I've been playing drums for most of my life. Worship settings. Jam sessions. Moments where everything clicks and moments where it absolutely doesn't.
And here's the thing nobody tells you when you first sit down behind a kit: the best drummers aren't the ones who play the most notes.
They're the ones who listen. Who feel the room. Who lay down a foundation so solid that everyone else can do their best work without even thinking about it.
Sound familiar? It should. Because that's exactly what good IT is supposed to do for your business.
The Drummer Nobody Notices
There's a saying among musicians: "If you notice the drummer, something's wrong."
That might sound harsh, but it's actually the highest compliment. When a drummer is locked in: keeping perfect time, supporting the dynamics of the song, knowing when to push and when to pull back: the whole band sounds better. The vocalist can take risks. The guitarist can explore. The audience feels something they can't quite explain.

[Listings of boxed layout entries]
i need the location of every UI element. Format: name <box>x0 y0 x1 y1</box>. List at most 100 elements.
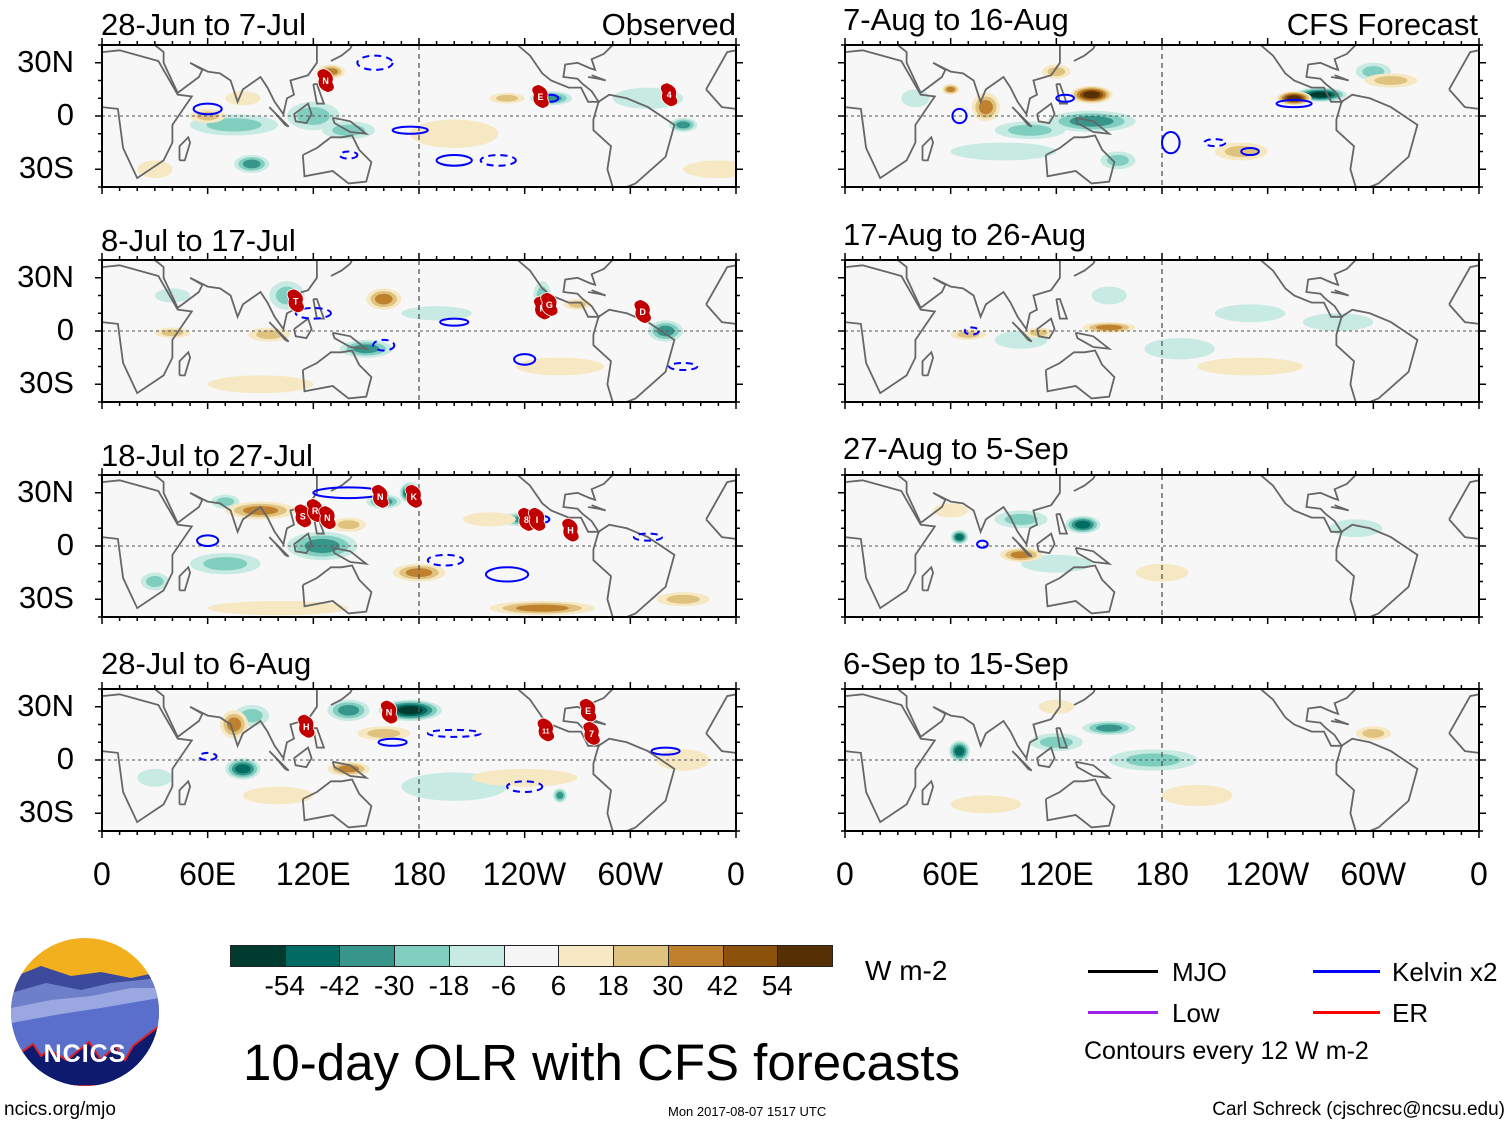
storm-label: N <box>377 492 384 502</box>
negative-olr-anomaly <box>1029 733 1083 752</box>
coastline <box>1074 546 1113 566</box>
positive-olr-anomaly <box>357 726 411 741</box>
coastline <box>268 536 290 558</box>
coastline <box>921 565 935 592</box>
cyclone-center <box>539 723 552 736</box>
coastline <box>592 308 676 402</box>
anomaly-contour-fill <box>397 706 423 715</box>
coastline <box>1055 298 1069 320</box>
coastline <box>1044 778 1116 829</box>
anomaly-contour-fill <box>337 704 360 716</box>
positive-olr-anomaly <box>489 92 525 104</box>
legend-er-label: ER <box>1392 998 1429 1028</box>
legend-low-line <box>1088 1011 1158 1014</box>
timestamp: Mon 2017-08-07 1517 UTC <box>668 1104 827 1119</box>
negative-olr-anomaly <box>211 494 240 509</box>
tropical-cyclone-icon: S <box>293 503 312 529</box>
negative-olr-anomaly <box>137 768 173 787</box>
storm-label: 8 <box>524 515 529 525</box>
coastline <box>178 350 192 377</box>
anomaly-contour-fill <box>978 100 993 115</box>
website-link[interactable]: ncics.org/mjo <box>4 1099 116 1120</box>
figure-title: 10-day OLR with CFS forecasts <box>243 1034 961 1091</box>
anomaly-contour-fill <box>656 325 675 337</box>
storm-label: N <box>386 708 393 718</box>
cyclone-center <box>407 490 420 503</box>
lat-tick-label: 30N <box>17 258 74 294</box>
positive-olr-anomaly <box>1364 73 1418 88</box>
anomaly-contour-fill <box>656 749 710 771</box>
observed-label: Observed <box>601 7 736 42</box>
negative-olr-anomaly <box>234 155 270 173</box>
coastline <box>1036 317 1056 340</box>
coastline <box>845 689 1074 761</box>
coastline <box>507 45 617 103</box>
tropical-cyclone-icon: N <box>316 68 335 93</box>
anomaly-contour-fill <box>471 768 578 787</box>
coastline <box>845 479 937 610</box>
negative-olr-anomaly <box>552 788 567 803</box>
anomaly-contour-fill <box>676 121 691 129</box>
coastline <box>1036 746 1056 769</box>
storm-label: G <box>546 300 553 310</box>
lat-tick-label: 0 <box>56 741 74 776</box>
colorbar-tick-label: 54 <box>761 970 793 1001</box>
coastline <box>587 74 607 82</box>
lat-tick-label: 30N <box>17 43 74 79</box>
anomaly-contour-fill <box>1091 286 1127 305</box>
positive-olr-anomaly <box>137 160 173 179</box>
negative-olr-anomaly <box>901 89 930 108</box>
anomaly-contour-fill <box>304 538 340 554</box>
kelvin-contour <box>1055 93 1075 103</box>
coastline <box>268 750 290 772</box>
coastline <box>1055 727 1069 749</box>
positive-olr-anomaly <box>207 601 349 616</box>
negative-olr-anomaly <box>140 572 169 591</box>
lon-tick-label: 0 <box>727 856 745 892</box>
coastline <box>102 45 331 117</box>
negative-olr-anomaly <box>1302 313 1374 331</box>
kelvin-contour <box>650 746 681 756</box>
negative-olr-anomaly <box>225 758 261 780</box>
anomaly-contour-fill <box>405 568 433 578</box>
cfs-forecast-label: CFS Forecast <box>1286 7 1478 42</box>
tropical-cyclone-icon: G <box>540 291 559 317</box>
negative-olr-anomaly <box>190 553 261 575</box>
cyclone-center <box>636 305 649 318</box>
negative-olr-anomaly <box>950 530 969 545</box>
tropical-cyclone-icon: E <box>531 84 550 109</box>
colorbar-swatch <box>613 945 669 967</box>
colorbar-swatch <box>394 945 450 967</box>
anomaly-contour-fill <box>496 94 519 102</box>
lon-tick-label: 60E <box>922 856 980 892</box>
coastline <box>331 546 370 566</box>
storm-label: 4 <box>667 90 672 100</box>
lon-tick-label: 0 <box>1470 856 1488 892</box>
map-area <box>845 475 1479 617</box>
kelvin-contour <box>1203 138 1227 148</box>
legend-mjo-line <box>1088 970 1158 973</box>
colorbar-tick-label: -30 <box>373 970 415 1001</box>
lon-tick-label: 60W <box>1340 856 1407 892</box>
coastline <box>102 689 331 761</box>
anomaly-contour-fill <box>227 717 242 732</box>
coastline <box>1074 331 1113 351</box>
coastline <box>1330 504 1350 512</box>
kelvin-contour <box>426 728 482 738</box>
colorbar-swatch <box>503 945 560 967</box>
coastline <box>1335 737 1419 831</box>
anomaly-contour-fill <box>137 768 173 787</box>
anomaly-contour-fill <box>1135 563 1189 582</box>
anomaly-contour-fill <box>146 575 164 588</box>
coastline <box>301 134 373 185</box>
lon-tick-label: 60E <box>179 856 237 892</box>
negative-olr-anomaly <box>1065 515 1101 534</box>
negative-olr-anomaly <box>1329 519 1383 538</box>
lon-tick-label: 120W <box>1225 856 1310 892</box>
coastline <box>845 475 1074 547</box>
cyclone-center <box>530 513 543 526</box>
storm-label: 11 <box>542 728 550 735</box>
positive-olr-anomaly <box>563 299 592 310</box>
legend-kelvin-line <box>1313 970 1380 973</box>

> _REQUIRED TASKS_
- A) Return everything in the drumming text from "And here's the" down to "for your business.", word for word.
- B) Carry the drumming text further, beginning right after its final sentence.
The entries come from a separate source and are unrelated to the drumming text.

> _TASK RESULTS_
- A)
And here's the thing nobody tells you when you first sit down behind a kit: the best drummers aren't the ones who play the most notes.
They're the ones who listen. Who feel the room. Who lay down a foundation so solid that everyone else can do their best work without even thinking about it.
Sound familiar? It should. Because that's exactly what good IT is supposed to do for your business.

- B)
But when the drummer overplays? Tries to steal the spotlight with unnecessary fills and flashy solos? The whole thing falls apart. It becomes noise instead of music.

I've seen the same pattern play out in technology over and over again during my 20+ years in IT leadership. Companies invest in the latest tools, the flashiest platforms, the "next big thing" in software, and suddenly, instead of empowering the business, technology becomes the thing everyone complains about.
It's overplaying. And it's killing your rhythm.
When Your IT Is Overplaying
Let me paint a picture. See if any of this sounds familiar:
- Every meeting becomes a tech meeting. Instead of talking about customers, strategy, or growth, you're constantly troubleshooting why the video conferencing keeps cutting out.
- Your team works around the systems instead of with them. They've got spreadsheets to track what the CRM should be tracking. They're texting each other because the official communication tool is "too clunky."
- You're paying for features nobody uses. That enterprise software package looked great in the demo. Now it's a very expensive paperweight.
- IT problems are always "urgent." There's no proactive rhythm, just constant firefighting.
When technology steals the spotlight like this, your business can't perform. Your people are exhausted. And you start to wonder if all this "digital transformation" stuff was even worth it.
Here's the truth: it's not the technology's fault. It's that nobody asked the most important question before implementing it.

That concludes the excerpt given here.